Task goal => Word for word, give the material below again, minus any images.

- - -

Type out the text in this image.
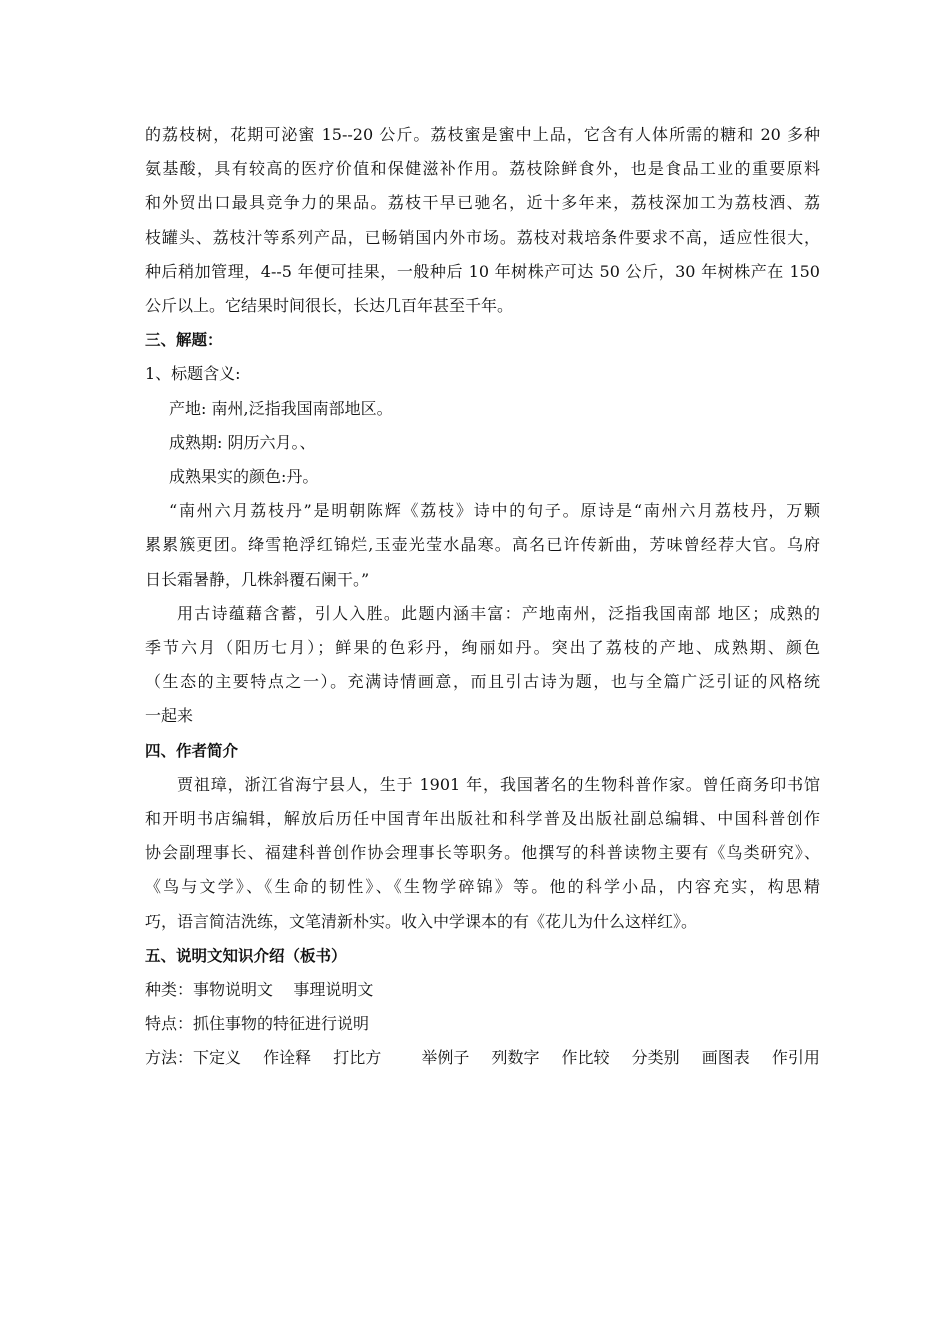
的荔枝树，花期可泌蜜 15--20 公斤。荔枝蜜是蜜中上品，它含有人体所需的糖和 20 多种

氨基酸，具有较高的医疗价值和保健滋补作用。荔枝除鲜食外，也是食品工业的重要原料

和外贸出口最具竞争力的果品。荔枝干早已驰名，近十多年来，荔枝深加工为荔枝酒、荔

枝罐头、荔枝汁等系列产品，已畅销国内外市场。荔枝对栽培条件要求不高，适应性很大，

种后稍加管理，4--5 年便可挂果，一般种后 10 年树株产可达 50 公斤，30 年树株产在 150

公斤以上。它结果时间很长，长达几百年甚至千年。

三、解题：

1、标题含义:

产地: 南州,泛指我国南部地区。

成熟期: 阴历六月。、

成熟果实的颜色:丹。

“南州六月荔枝丹”是明朝陈辉《荔枝》诗中的句子。原诗是“南州六月荔枝丹，万颗

累累簇更团。绛雪艳浮红锦烂,玉壶光莹水晶寒。高名已许传新曲，芳味曾经荐大官。乌府

日长霜暑静，几株斜覆石阑干。”

用古诗蕴藉含蓄，引人入胜。此题内涵丰富：产地南州，泛指我国南部 地区；成熟的

季节六月（阳历七月）；鲜果的色彩丹，绚丽如丹。突出了荔枝的产地、成熟期、颜色

（生态的主要特点之一）。充满诗情画意，而且引古诗为题，也与全篇广泛引证的风格统

一起来

四、作者简介

贾祖璋，浙江省海宁县人，生于 1901 年，我国著名的生物科普作家。曾任商务印书馆

和开明书店编辑，解放后历任中国青年出版社和科学普及出版社副总编辑、中国科普创作

协会副理事长、福建科普创作协会理事长等职务。他撰写的科普读物主要有《鸟类研究》、

《鸟与文学》、《生命的韧性》、《生物学碎锦》等。他的科学小品，内容充实，构思精

巧，语言简洁洗练，文笔清新朴实。收入中学课本的有《花儿为什么这样红》。

五、说明文知识介绍（板书）

种类：事物说明文    事理说明文

特点：抓住事物的特征进行说明

方法：下定义 作诠释 打比方	举例子 列数字 作比较 分类别 画图表 作引用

- - -

Output =>
Type out the text in this image.
的荔枝树，花期可泌蜜 15--20 公斤。荔枝蜜是蜜中上品，它含有人体所需的糖和 20 多种

氨基酸，具有较高的医疗价值和保健滋补作用。荔枝除鲜食外，也是食品工业的重要原料

和外贸出口最具竞争力的果品。荔枝干早已驰名，近十多年来，荔枝深加工为荔枝酒、荔

枝罐头、荔枝汁等系列产品，已畅销国内外市场。荔枝对栽培条件要求不高，适应性很大，

种后稍加管理，4--5 年便可挂果，一般种后 10 年树株产可达 50 公斤，30 年树株产在 150

公斤以上。它结果时间很长，长达几百年甚至千年。

三、解题：

1、标题含义:

产地: 南州,泛指我国南部地区。

成熟期: 阴历六月。、

成熟果实的颜色:丹。

“南州六月荔枝丹”是明朝陈辉《荔枝》诗中的句子。原诗是“南州六月荔枝丹，万颗

累累簇更团。绛雪艳浮红锦烂,玉壶光莹水晶寒。高名已许传新曲，芳味曾经荐大官。乌府

日长霜暑静，几株斜覆石阑干。”

用古诗蕴藉含蓄，引人入胜。此题内涵丰富：产地南州，泛指我国南部 地区；成熟的

季节六月（阳历七月）；鲜果的色彩丹，绚丽如丹。突出了荔枝的产地、成熟期、颜色

（生态的主要特点之一）。充满诗情画意，而且引古诗为题，也与全篇广泛引证的风格统

一起来

四、作者简介

贾祖璋，浙江省海宁县人，生于 1901 年，我国著名的生物科普作家。曾任商务印书馆

和开明书店编辑，解放后历任中国青年出版社和科学普及出版社副总编辑、中国科普创作

协会副理事长、福建科普创作协会理事长等职务。他撰写的科普读物主要有《鸟类研究》、

《鸟与文学》、《生命的韧性》、《生物学碎锦》等。他的科学小品，内容充实，构思精

巧，语言简洁洗练，文笔清新朴实。收入中学课本的有《花儿为什么这样红》。

五、说明文知识介绍（板书）

种类：事物说明文    事理说明文

特点：抓住事物的特征进行说明

方法：下定义 作诠释 打比方	举例子 列数字 作比较 分类别 画图表 作引用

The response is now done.